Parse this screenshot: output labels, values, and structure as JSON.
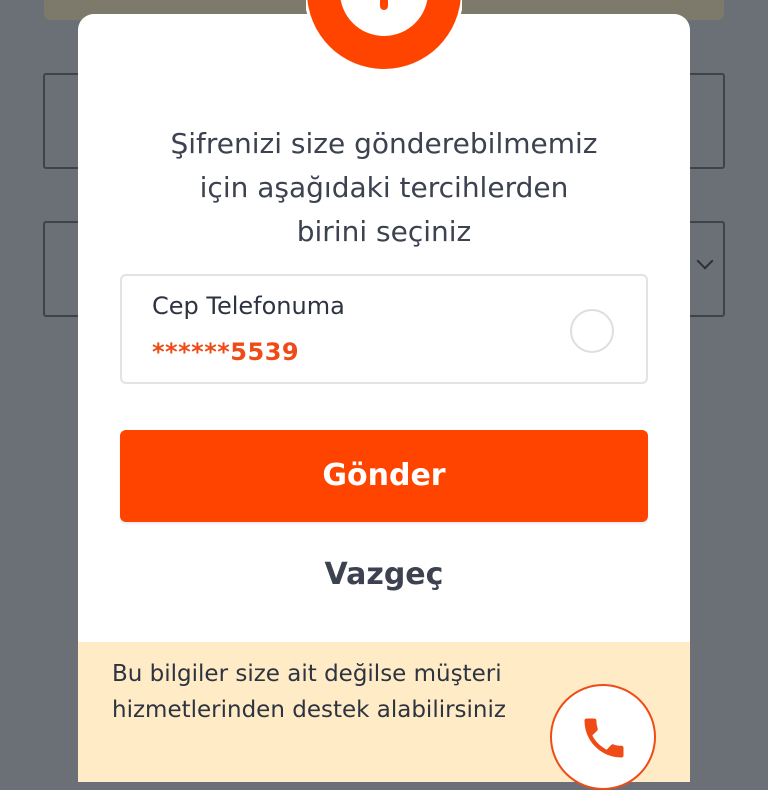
{
  "modal": {
    "message": "Şifrenizi size gönderebilmemiz\niçin aşağıdaki tercihlerden\nbirini seçiniz",
    "option": {
      "title": "Cep Telefonuma",
      "value": "******5539",
      "selected": false
    },
    "send_label": "Gönder",
    "cancel_label": "Vazgeç",
    "help": {
      "text": "Bu bilgiler size ait değilse müşteri hizmetlerinden destek alabilirsiniz",
      "call_icon": "phone-icon"
    },
    "alert_icon": "exclamation-icon"
  },
  "colors": {
    "accent": "#ff4400",
    "help_background": "#ffecc6",
    "overlay": "#6b7076"
  }
}
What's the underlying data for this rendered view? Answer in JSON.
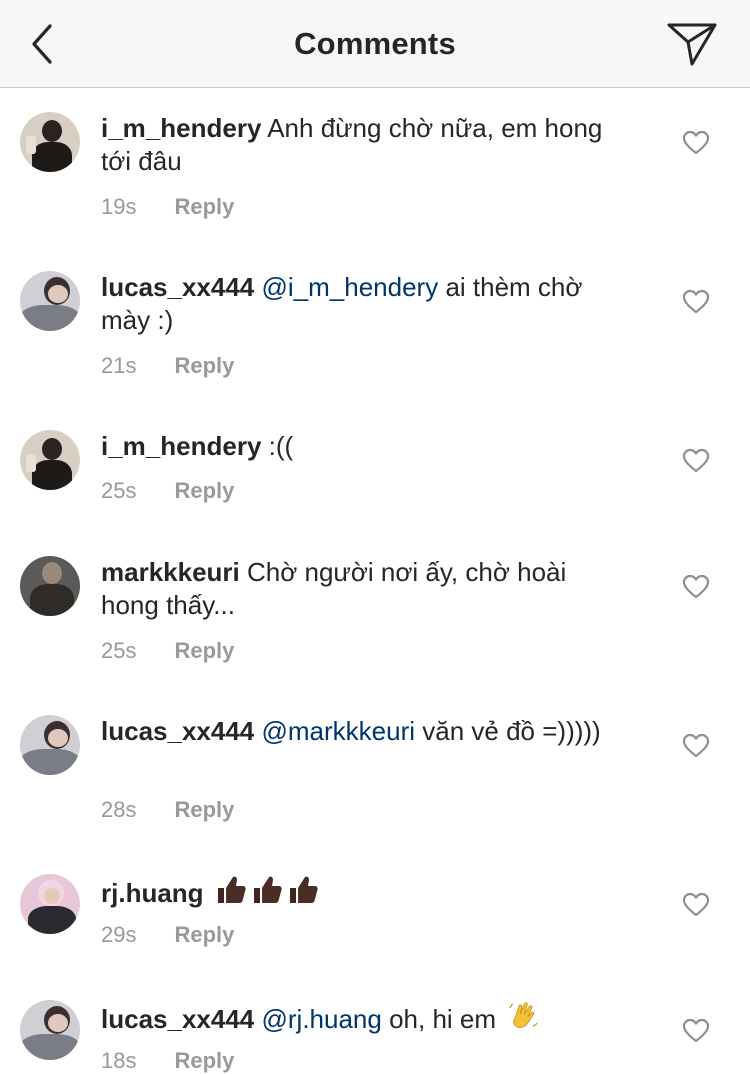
{
  "header": {
    "title": "Comments",
    "back_icon": "chevron-left-icon",
    "share_icon": "paper-plane-icon"
  },
  "colors": {
    "text": "#262626",
    "mention": "#003569",
    "meta": "#999999",
    "header_bg": "#f7f7f7"
  },
  "comments": [
    {
      "username": "i_m_hendery",
      "mention": "",
      "text": "Anh đừng chờ nữa, em hong tới đâu",
      "time": "19s",
      "reply_label": "Reply"
    },
    {
      "username": "lucas_xx444",
      "mention": "@i_m_hendery",
      "text": "ai thèm chờ mày :)",
      "time": "21s",
      "reply_label": "Reply"
    },
    {
      "username": "i_m_hendery",
      "mention": "",
      "text": " :((",
      "time": "25s",
      "reply_label": "Reply"
    },
    {
      "username": "markkkeuri",
      "mention": "",
      "text": "Chờ người nơi ấy, chờ hoài hong thấy...",
      "time": "25s",
      "reply_label": "Reply"
    },
    {
      "username": "lucas_xx444",
      "mention": "@markkkeuri",
      "text": "văn vẻ đồ =)))))",
      "time": "28s",
      "reply_label": "Reply"
    },
    {
      "username": "rj.huang",
      "mention": "",
      "text": "",
      "emoji": "thumbs-up-icon ×3",
      "time": "29s",
      "reply_label": "Reply"
    },
    {
      "username": "lucas_xx444",
      "mention": "@rj.huang",
      "text": "oh, hi em",
      "emoji": "waving-hand-icon",
      "time": "18s",
      "reply_label": "Reply"
    }
  ]
}
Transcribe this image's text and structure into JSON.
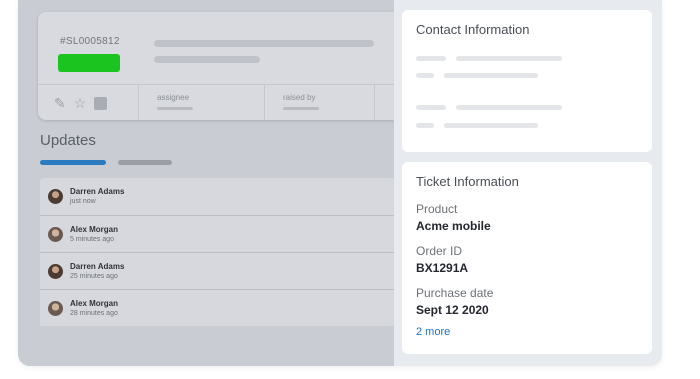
{
  "ticket": {
    "id": "#SL0005812",
    "status_color": "#1bc41f",
    "meta": {
      "assignee_label": "assignee",
      "raised_by_label": "raised by"
    },
    "icons": [
      "pin-icon",
      "star-icon",
      "square-icon"
    ]
  },
  "updates": {
    "title": "Updates",
    "items": [
      {
        "name": "Darren Adams",
        "time": "just now"
      },
      {
        "name": "Alex Morgan",
        "time": "5 minutes ago"
      },
      {
        "name": "Darren Adams",
        "time": "25 minutes ago"
      },
      {
        "name": "Alex Morgan",
        "time": "28 minutes ago"
      }
    ]
  },
  "contact": {
    "title": "Contact Information"
  },
  "ticket_info": {
    "title": "Ticket Information",
    "fields": [
      {
        "label": "Product",
        "value": "Acme mobile"
      },
      {
        "label": "Order ID",
        "value": "BX1291A"
      },
      {
        "label": "Purchase date",
        "value": "Sept 12 2020"
      }
    ],
    "more_link": "2 more"
  },
  "colors": {
    "accent": "#2a7bbf",
    "link": "#1f72c2",
    "status": "#1bc41f"
  }
}
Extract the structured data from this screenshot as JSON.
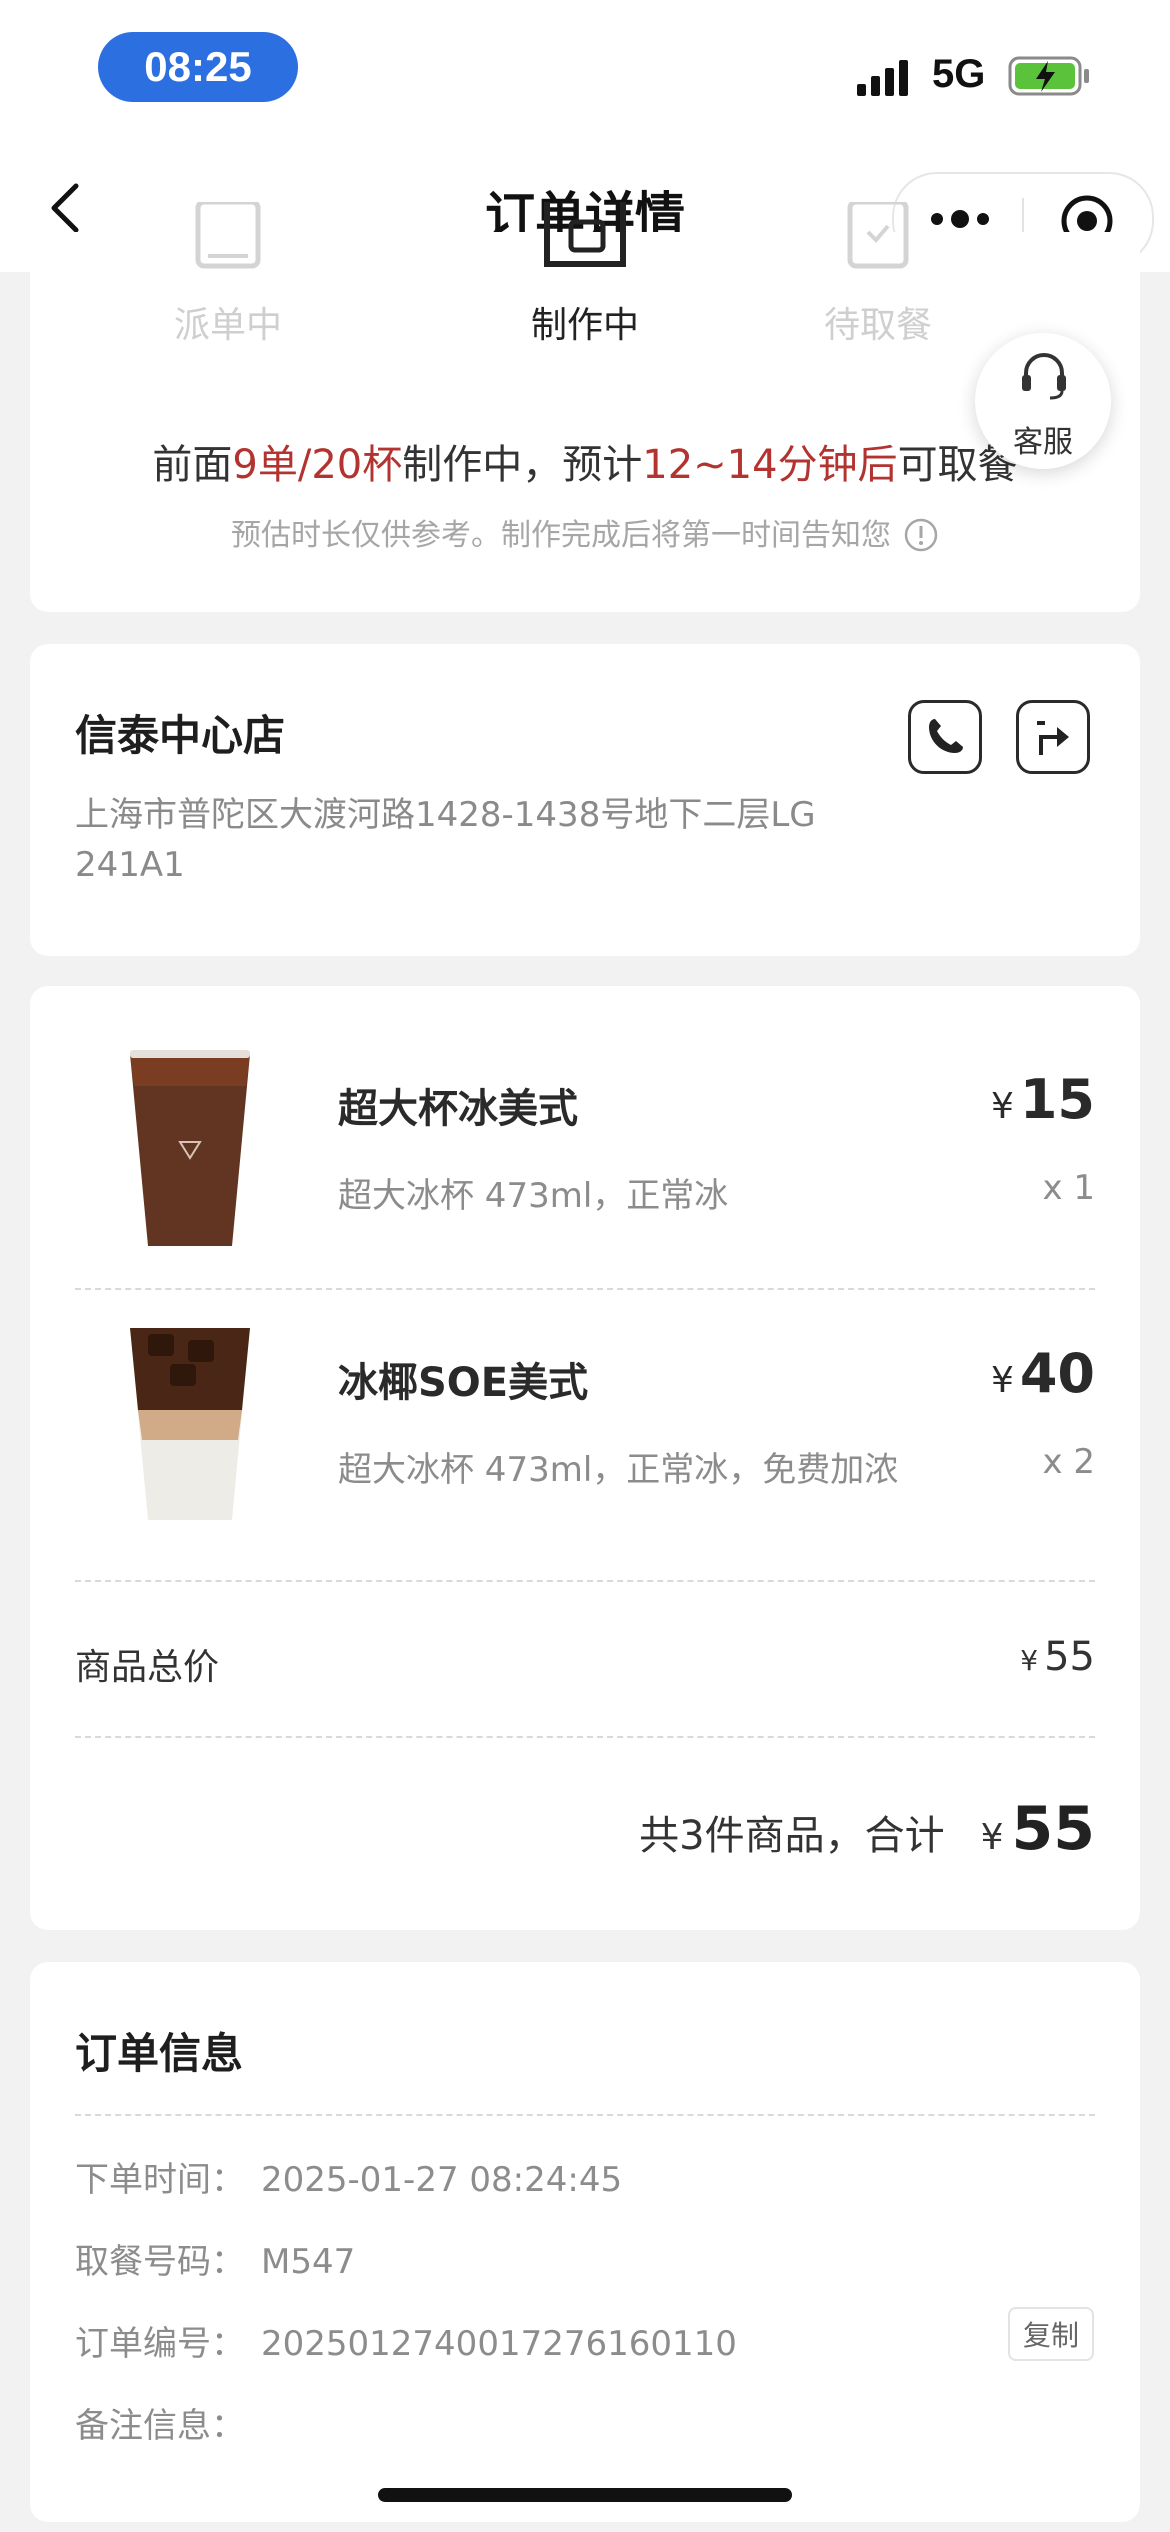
{
  "status_bar": {
    "time": "08:25",
    "network": "5G",
    "icons": [
      "signal-icon",
      "battery-charging-icon"
    ]
  },
  "nav": {
    "title": "订单详情",
    "icons": [
      "back-icon",
      "more-icon",
      "target-icon"
    ]
  },
  "progress": {
    "steps": [
      {
        "label": "派单中",
        "state": "pending",
        "icon": "dispatch-icon"
      },
      {
        "label": "制作中",
        "state": "active",
        "icon": "brewing-icon"
      },
      {
        "label": "待取餐",
        "state": "pending",
        "icon": "pickup-icon"
      }
    ],
    "eta": {
      "prefix": "前面",
      "queue": "9单/20杯",
      "middle": "制作中，预计",
      "time": "12~14分钟后",
      "suffix": "可取餐"
    },
    "note": "预估时长仅供参考。制作完成后将第一时间告知您",
    "customer_service": "客服"
  },
  "store": {
    "name": "信泰中心店",
    "address": "上海市普陀区大渡河路1428-1438号地下二层LG 241A1",
    "icons": [
      "phone-icon",
      "navigation-icon"
    ]
  },
  "items": [
    {
      "name": "超大杯冰美式",
      "spec": "超大冰杯 473ml，正常冰",
      "currency": "¥",
      "price": "15",
      "qty": "x 1"
    },
    {
      "name": "冰椰SOE美式",
      "spec": "超大冰杯 473ml，正常冰，免费加浓",
      "currency": "¥",
      "price": "40",
      "qty": "x 2"
    }
  ],
  "summary": {
    "subtotal_label": "商品总价",
    "currency": "¥",
    "subtotal_value": "55",
    "total_text": "共3件商品，合计",
    "total_value": "55"
  },
  "order_info": {
    "title": "订单信息",
    "rows": [
      {
        "key": "下单时间：",
        "value": "2025-01-27 08:24:45"
      },
      {
        "key": "取餐号码：",
        "value": "M547"
      },
      {
        "key": "订单编号：",
        "value": "20250127400172761601​10"
      },
      {
        "key": "备注信息：",
        "value": ""
      }
    ],
    "copy_label": "复制"
  },
  "colors": {
    "accent_red": "#b2332f",
    "time_pill": "#2c6fe0",
    "battery_green": "#5ac33b"
  }
}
────────
→ What is asked
Transcribe the listing in full. Omit the pictures and keep every line exact.

→ Result of this exercise
Parse this screenshot: output labels, values, and structure as JSON.
{
  "modal": {
    "message": "Şifrenizi size gönderebilmemiz\niçin aşağıdaki tercihlerden\nbirini seçiniz",
    "option": {
      "title": "Cep Telefonuma",
      "value": "******5539",
      "selected": false
    },
    "send_label": "Gönder",
    "cancel_label": "Vazgeç",
    "help": {
      "text": "Bu bilgiler size ait değilse müşteri hizmetlerinden destek alabilirsiniz",
      "call_icon": "phone-icon"
    },
    "alert_icon": "exclamation-icon"
  },
  "colors": {
    "accent": "#ff4400",
    "help_background": "#ffecc6",
    "overlay": "#6b7076"
  }
}
What's the underlying data for this rendered view? Answer in JSON.
{
  "header": {
    "title": "Comments",
    "back_icon": "chevron-left-icon",
    "share_icon": "paper-plane-icon"
  },
  "colors": {
    "text": "#262626",
    "mention": "#003569",
    "meta": "#999999",
    "header_bg": "#f7f7f7"
  },
  "comments": [
    {
      "username": "i_m_hendery",
      "mention": "",
      "text": "Anh đừng chờ nữa, em hong tới đâu",
      "time": "19s",
      "reply_label": "Reply"
    },
    {
      "username": "lucas_xx444",
      "mention": "@i_m_hendery",
      "text": "ai thèm chờ mày :)",
      "time": "21s",
      "reply_label": "Reply"
    },
    {
      "username": "i_m_hendery",
      "mention": "",
      "text": " :((",
      "time": "25s",
      "reply_label": "Reply"
    },
    {
      "username": "markkkeuri",
      "mention": "",
      "text": "Chờ người nơi ấy, chờ hoài hong thấy...",
      "time": "25s",
      "reply_label": "Reply"
    },
    {
      "username": "lucas_xx444",
      "mention": "@markkkeuri",
      "text": "văn vẻ đồ =)))))",
      "time": "28s",
      "reply_label": "Reply"
    },
    {
      "username": "rj.huang",
      "mention": "",
      "text": "",
      "emoji": "thumbs-up-icon ×3",
      "time": "29s",
      "reply_label": "Reply"
    },
    {
      "username": "lucas_xx444",
      "mention": "@rj.huang",
      "text": "oh, hi em",
      "emoji": "waving-hand-icon",
      "time": "18s",
      "reply_label": "Reply"
    }
  ]
}
Transcribe this image's text and structure into JSON.
{
  "ticket": {
    "id": "#SL0005812",
    "status_color": "#1bc41f",
    "meta": {
      "assignee_label": "assignee",
      "raised_by_label": "raised by"
    },
    "icons": [
      "pin-icon",
      "star-icon",
      "square-icon"
    ]
  },
  "updates": {
    "title": "Updates",
    "items": [
      {
        "name": "Darren Adams",
        "time": "just now"
      },
      {
        "name": "Alex Morgan",
        "time": "5 minutes ago"
      },
      {
        "name": "Darren Adams",
        "time": "25 minutes ago"
      },
      {
        "name": "Alex Morgan",
        "time": "28 minutes ago"
      }
    ]
  },
  "contact": {
    "title": "Contact Information"
  },
  "ticket_info": {
    "title": "Ticket Information",
    "fields": [
      {
        "label": "Product",
        "value": "Acme mobile"
      },
      {
        "label": "Order ID",
        "value": "BX1291A"
      },
      {
        "label": "Purchase date",
        "value": "Sept 12 2020"
      }
    ],
    "more_link": "2 more"
  },
  "colors": {
    "accent": "#2a7bbf",
    "link": "#1f72c2",
    "status": "#1bc41f"
  }
}
Extract the structured data from this screenshot as JSON.
{
  "status_bar": {
    "time": "08:25",
    "network": "5G",
    "icons": [
      "signal-icon",
      "battery-charging-icon"
    ]
  },
  "nav": {
    "title": "订单详情",
    "icons": [
      "back-icon",
      "more-icon",
      "target-icon"
    ]
  },
  "progress": {
    "steps": [
      {
        "label": "派单中",
        "state": "pending",
        "icon": "dispatch-icon"
      },
      {
        "label": "制作中",
        "state": "active",
        "icon": "brewing-icon"
      },
      {
        "label": "待取餐",
        "state": "pending",
        "icon": "pickup-icon"
      }
    ],
    "eta": {
      "prefix": "前面",
      "queue": "9单/20杯",
      "middle": "制作中，预计",
      "time": "12~14分钟后",
      "suffix": "可取餐"
    },
    "note": "预估时长仅供参考。制作完成后将第一时间告知您",
    "customer_service": "客服"
  },
  "store": {
    "name": "信泰中心店",
    "address": "上海市普陀区大渡河路1428-1438号地下二层LG 241A1",
    "icons": [
      "phone-icon",
      "navigation-icon"
    ]
  },
  "items": [
    {
      "name": "超大杯冰美式",
      "spec": "超大冰杯 473ml，正常冰",
      "currency": "¥",
      "price": "15",
      "qty": "x 1"
    },
    {
      "name": "冰椰SOE美式",
      "spec": "超大冰杯 473ml，正常冰，免费加浓",
      "currency": "¥",
      "price": "40",
      "qty": "x 2"
    }
  ],
  "summary": {
    "subtotal_label": "商品总价",
    "currency": "¥",
    "subtotal_value": "55",
    "total_text": "共3件商品，合计",
    "total_value": "55"
  },
  "order_info": {
    "title": "订单信息",
    "rows": [
      {
        "key": "下单时间：",
        "value": "2025-01-27 08:24:45"
      },
      {
        "key": "取餐号码：",
        "value": "M547"
      },
      {
        "key": "订单编号：",
        "value": "20250127400172761601​10"
      },
      {
        "key": "备注信息：",
        "value": ""
      }
    ],
    "copy_label": "复制"
  },
  "colors": {
    "accent_red": "#b2332f",
    "time_pill": "#2c6fe0",
    "battery_green": "#5ac33b"
  }
}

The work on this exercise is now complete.